What does the passage on Edna in The Awakening argue, summed up in two sentences?

::: Document section

Edna's stance, then,
in many respects rejects Victorian expectations and is more closely
aligned with Modernist expectations, which begin to de-emphasize
rigid roles of the nuclear family. She is described as the antithesis
of the "mother-woman" and we are told that Edna is
". . . fond of her children in an uneven, impulsive way.
. . Their absence was a sort of relief, though she did not admit
this, even to herself. It seemed to free her of a responsibility
which she had blindly assumed and for which Fate had not fitted
her" (51, 63). Edna and Madame Ratignolle do not even "talk
the same language" when it comes to the concerns of the
maternal realm, and clearly Edna values selfhood above motherhood:
"I would give up the unessential;. . . but I wouldn't give
myself" (97). Edna actually pities Madame Ratignolle's state
of maternal self-definition: ". . . a pity for that colorless
existence which never uplifted its possessor beyond the region
of blind contentment, in which no moment of anguish ever visited
her soul, in which she would never have the taste of life's delirium"
(107).
Chopin's revolutionary
stance on motherhood fostered much of the negative publicity
surrounding the initial publication of the novel. As Dyer documents,
"It is not surprising that Edna's shirking of her maternal
duty was a prime target of Chopin's contemporary reviewers. The
reviewer for the New Orleans Times-Democrat saw Edna
as a woman so absorbed in her personal relation to her own world
that she 'fails to perceive that the relation of a mother to
her children is far more important than the gratification of
a passion'" (101).
Related to expectations
of female roles is, of course, the issue of sexuality. Modernism
is frequently cited as creating greater openness with regard
to sexuality, as the sexual realm becomes a subject that may
be acknowledged and discussed (Cantor 39). This openness stands
in stark contrast to the norms of the 19th century, with its
prohibitions against expressions of flagrant sexuality. The
Awakening represents the Modernist stance in opposition
to Victorian prudery. Chopin's novel not only includes, but makes
pivotal, sexual themes, in addition to the author's use of a
richly sensuous language throughout the work.

::::::
::: Recorded data

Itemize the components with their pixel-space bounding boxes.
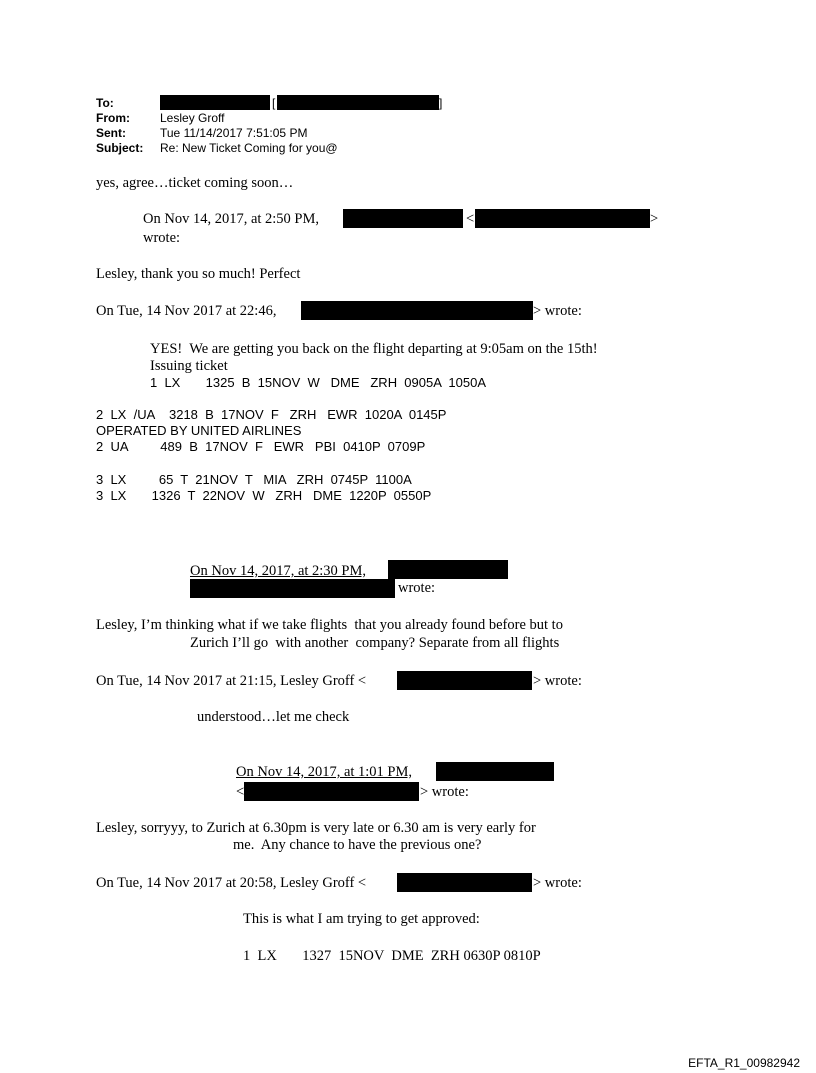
- redaction-email-6: [397, 873, 532, 892]
- message-thinking-1: Lesley, I’m thinking what if we take flights that you already found before but to: [96, 617, 563, 633]
- from-value: Lesley Groff: [160, 111, 225, 125]
- message-approval: This is what I am trying to get approved:: [243, 911, 480, 927]
- message-yes: YES! We are getting you back on the flight departing at 9:05am on the 15th!: [150, 341, 598, 357]
- redaction-sender-3: [388, 560, 508, 579]
- quote-header-1: On Nov 14, 2017, at 2:50 PM,: [143, 211, 320, 227]
- itinerary-proposed: 1 LX 1327 15NOV DME ZRH 0630P 0810P: [243, 948, 541, 964]
- to-bracket-open: [: [272, 96, 276, 110]
- quote-wrote-2: > wrote:: [533, 303, 582, 319]
- sent-value: Tue 11/14/2017 7:51:05 PM: [160, 126, 308, 140]
- quote-wrote-3: wrote:: [398, 580, 436, 596]
- quote-wrote-4: > wrote:: [533, 673, 582, 689]
- subject-value: Re: New Ticket Coming for you@: [160, 141, 338, 155]
- quote-header-4: On Tue, 14 Nov 2017 at 21:15, Lesley Groff <: [96, 673, 367, 689]
- redaction-email-5: [244, 782, 419, 801]
- quote-wrote-1: wrote:: [143, 230, 181, 246]
- quote-wrote-6: > wrote:: [533, 875, 582, 891]
- subject-label: Subject:: [96, 141, 144, 155]
- itinerary-line-2: 2 LX /UA 3218 B 17NOV F ZRH EWR 1020A 0145P: [96, 407, 447, 422]
- quote-header-5: On Nov 14, 2017, at 1:01 PM,: [236, 764, 413, 780]
- message-understood: understood…let me check: [197, 709, 350, 725]
- message-thinking-2: Zurich I’ll go with another company? Separate from all flights: [190, 635, 560, 651]
- quote-header-2: On Tue, 14 Nov 2017 at 22:46,: [96, 303, 277, 319]
- redaction-email-1: [475, 209, 650, 228]
- itinerary-line-3: 2 UA 489 B 17NOV F EWR PBI 0410P 0709P: [96, 439, 426, 454]
- redaction-email-3: [190, 579, 395, 598]
- redaction-to-email: [277, 95, 439, 110]
- quote-gt-1: >: [650, 211, 659, 227]
- message-reply-1: yes, agree…ticket coming soon…: [96, 175, 294, 191]
- sent-label: Sent:: [96, 126, 126, 140]
- itinerary-operated: OPERATED BY UNITED AIRLINES: [96, 423, 302, 438]
- message-issuing: Issuing ticket: [150, 358, 228, 374]
- message-sorry-2: me. Any chance to have the previous one?: [233, 837, 482, 853]
- quote-header-6: On Tue, 14 Nov 2017 at 20:58, Lesley Groff <: [96, 875, 367, 891]
- message-thanks: Lesley, thank you so much! Perfect: [96, 266, 301, 282]
- itinerary-line-4: 3 LX 65 T 21NOV T MIA ZRH 0745P 1100A: [96, 472, 412, 487]
- document-id: EFTA_R1_00982942: [688, 1056, 800, 1070]
- redaction-sender-1: [343, 209, 463, 228]
- from-label: From:: [96, 111, 130, 125]
- quote-header-3: On Nov 14, 2017, at 2:30 PM,: [190, 563, 367, 579]
- to-label: To:: [96, 96, 114, 110]
- redaction-sender-5: [436, 762, 554, 781]
- to-bracket-close: ]: [439, 96, 443, 110]
- quote-lt-5: <: [236, 784, 245, 800]
- quote-wrote-5: > wrote:: [420, 784, 469, 800]
- redaction-email-4: [397, 671, 532, 690]
- itinerary-line-5: 3 LX 1326 T 22NOV W ZRH DME 1220P 0550P: [96, 488, 432, 503]
- redaction-sender-2: [301, 301, 533, 320]
- redaction-to-name: [160, 95, 270, 110]
- message-sorry-1: Lesley, sorryyy, to Zurich at 6.30pm is very late or 6.30 am is very early for: [96, 820, 536, 836]
- quote-lt-1: <: [466, 211, 475, 227]
- itinerary-line-1: 1 LX 1325 B 15NOV W DME ZRH 0905A 1050A: [150, 375, 486, 390]
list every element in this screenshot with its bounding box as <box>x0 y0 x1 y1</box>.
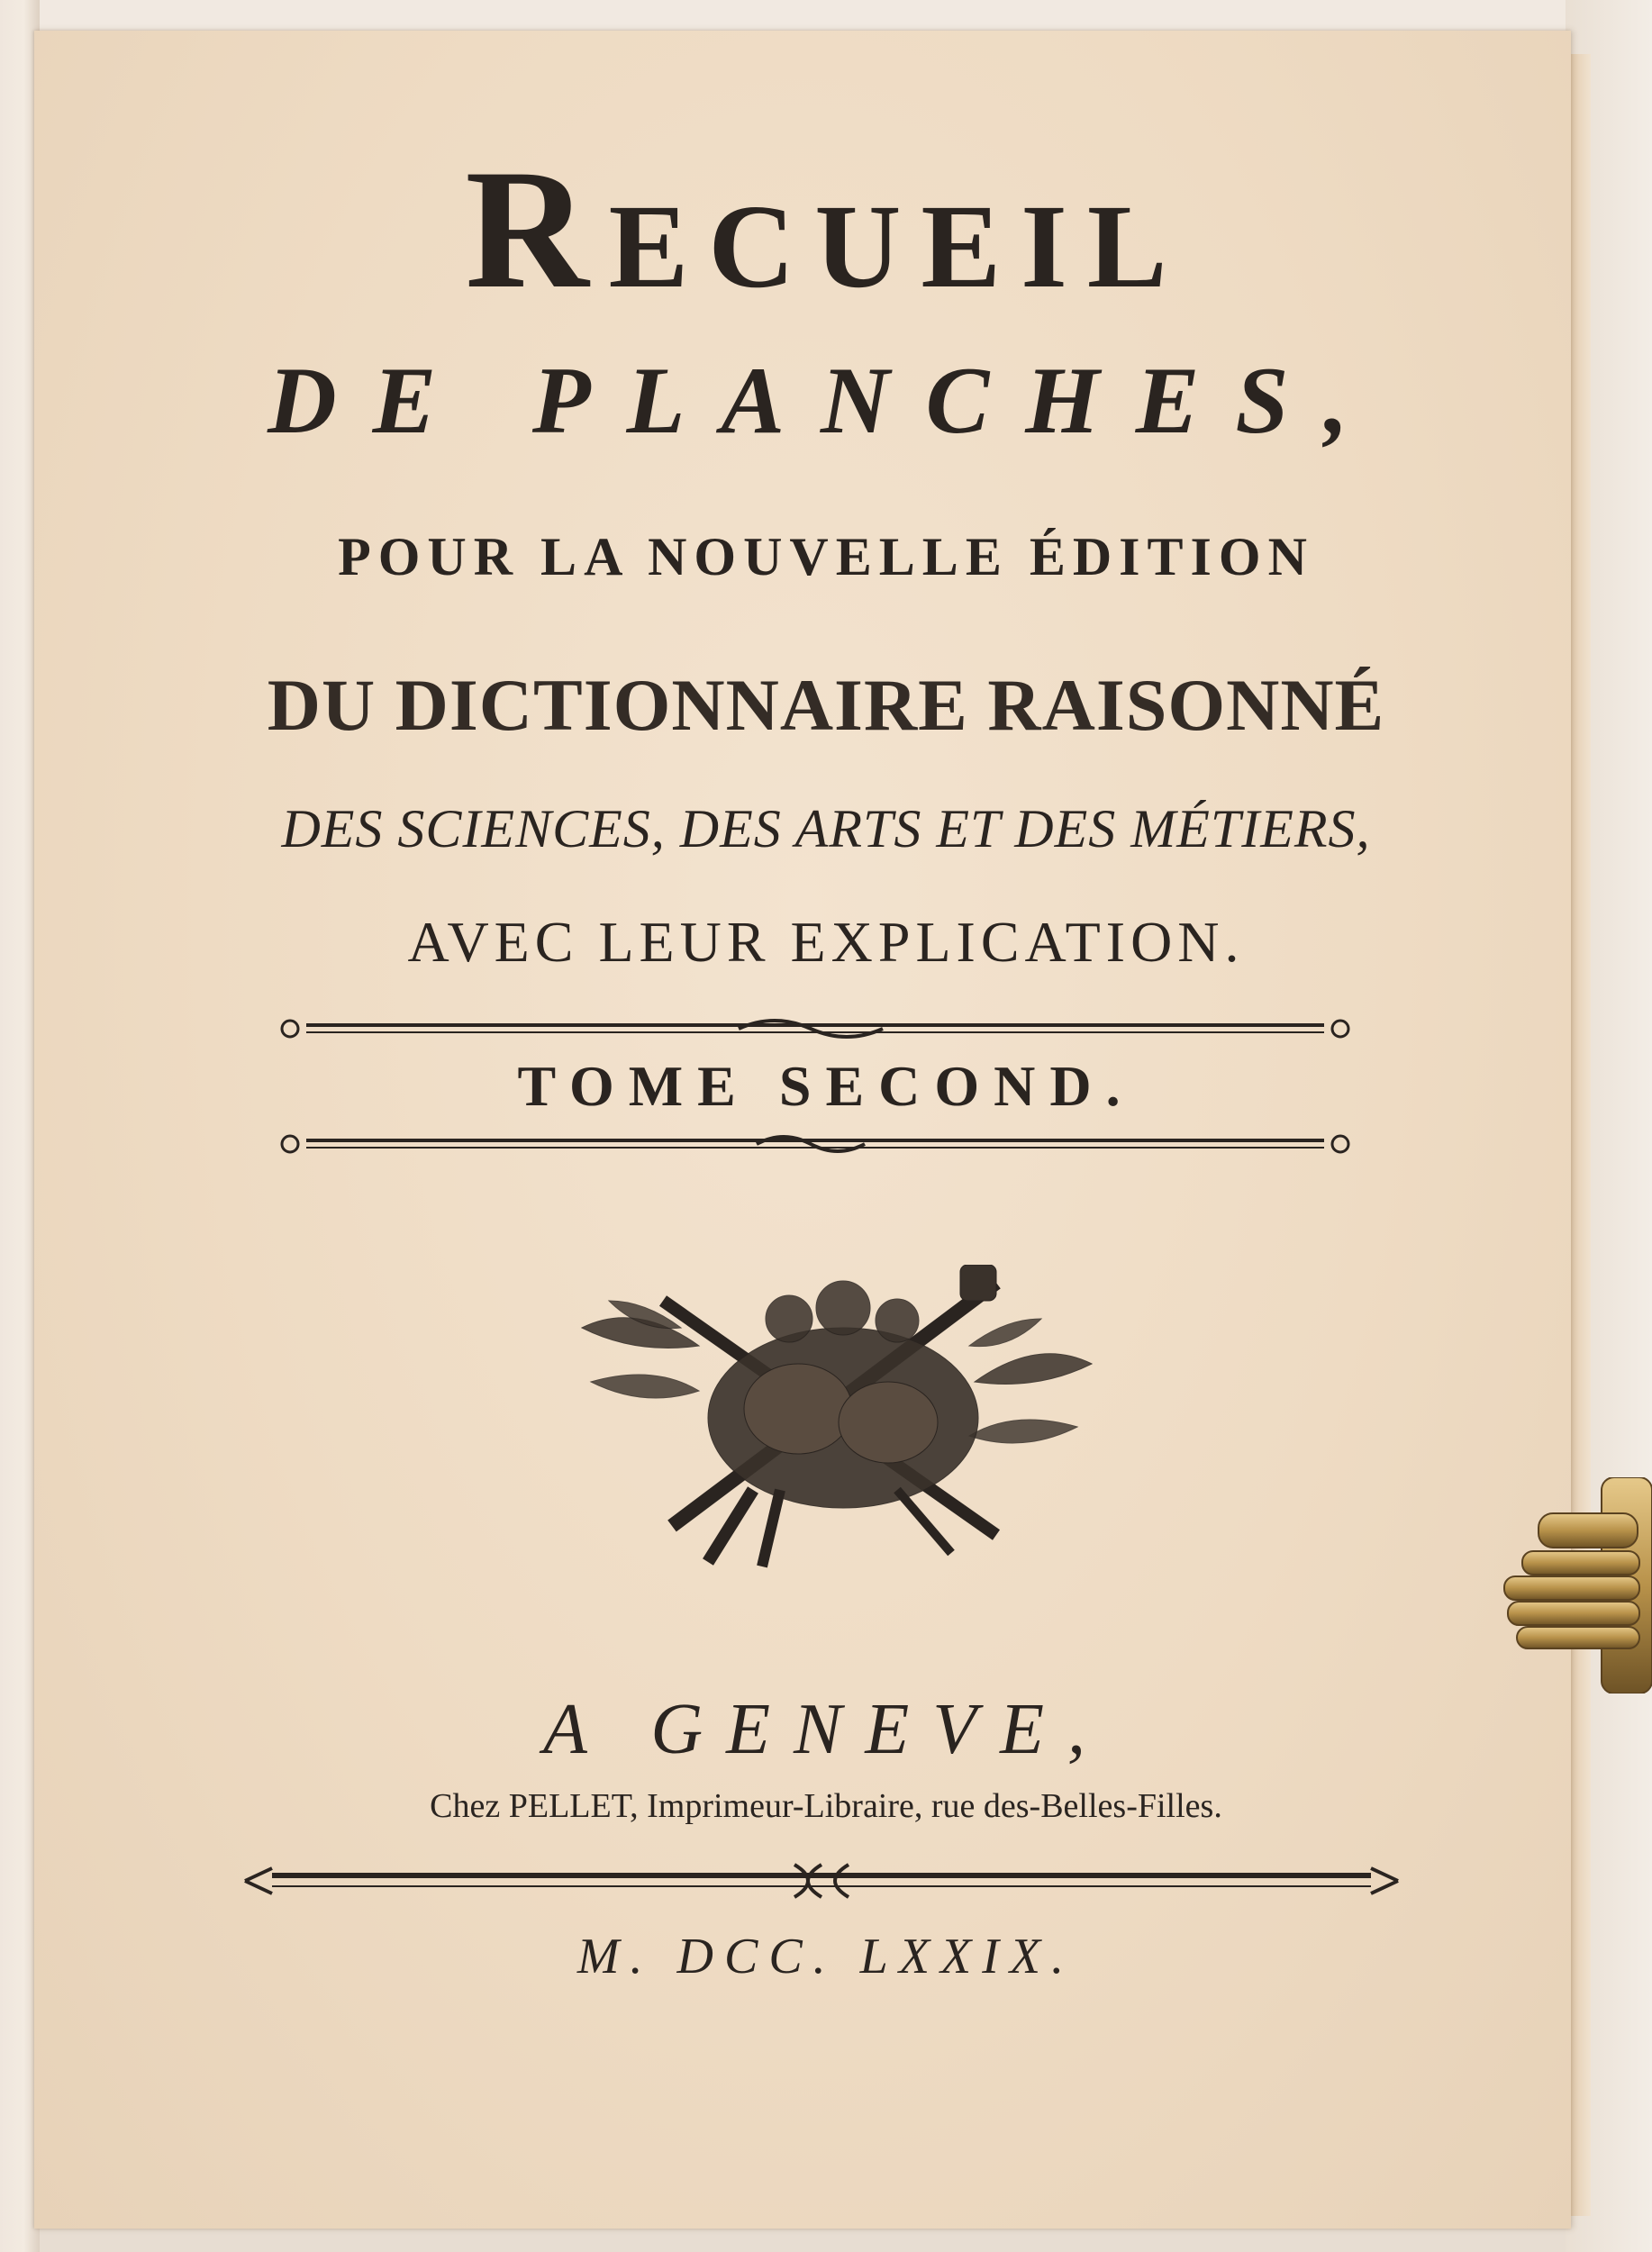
imprint-city: A GENEVE, <box>542 1690 1110 1769</box>
imprint-date: M. DCC. LXXIX. <box>576 1929 1076 1984</box>
book-subtitle: DE PLANCHES, <box>268 348 1384 453</box>
ornamental-rule-upper <box>270 1012 1360 1045</box>
brass-hand-clip <box>1495 1477 1652 1694</box>
volume-label: TOME SECOND. <box>517 1054 1135 1118</box>
edition-line: POUR LA NOUVELLE ÉDITION <box>338 527 1314 586</box>
subject-line: DES SCIENCES, DES ARTS ET DES MÉTIERS, <box>281 799 1371 858</box>
backdrop-top <box>0 0 1652 34</box>
imprint-publisher: Chez PELLET, Imprimeur-Libraire, rue des-Belles-Filles. <box>430 1787 1222 1825</box>
dictionary-line: DU DICTIONNAIRE RAISONNÉ <box>267 664 1385 746</box>
book-title: Recueil <box>465 135 1187 324</box>
ornamental-rule-lower <box>270 1128 1360 1160</box>
ornamental-rule-imprint <box>236 1859 1407 1902</box>
explanation-line: AVEC LEUR EXPLICATION. <box>407 910 1245 974</box>
woodcut-vignette <box>573 1265 1101 1576</box>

::::::

▶ _Solution to the exercise_
Edna largely rejects Victorian expectations and aligns with Modernist ones: she values selfhood above motherhood and pities Madame Ratignolle's maternal self-definition, a stance on motherhood that fostered much of the negative publicity around the novel's first publication. The novel also represents the Modernist openness about sexuality in opposition to Victorian prudery, making sexual themes pivotal and using richly sensuous language throughout.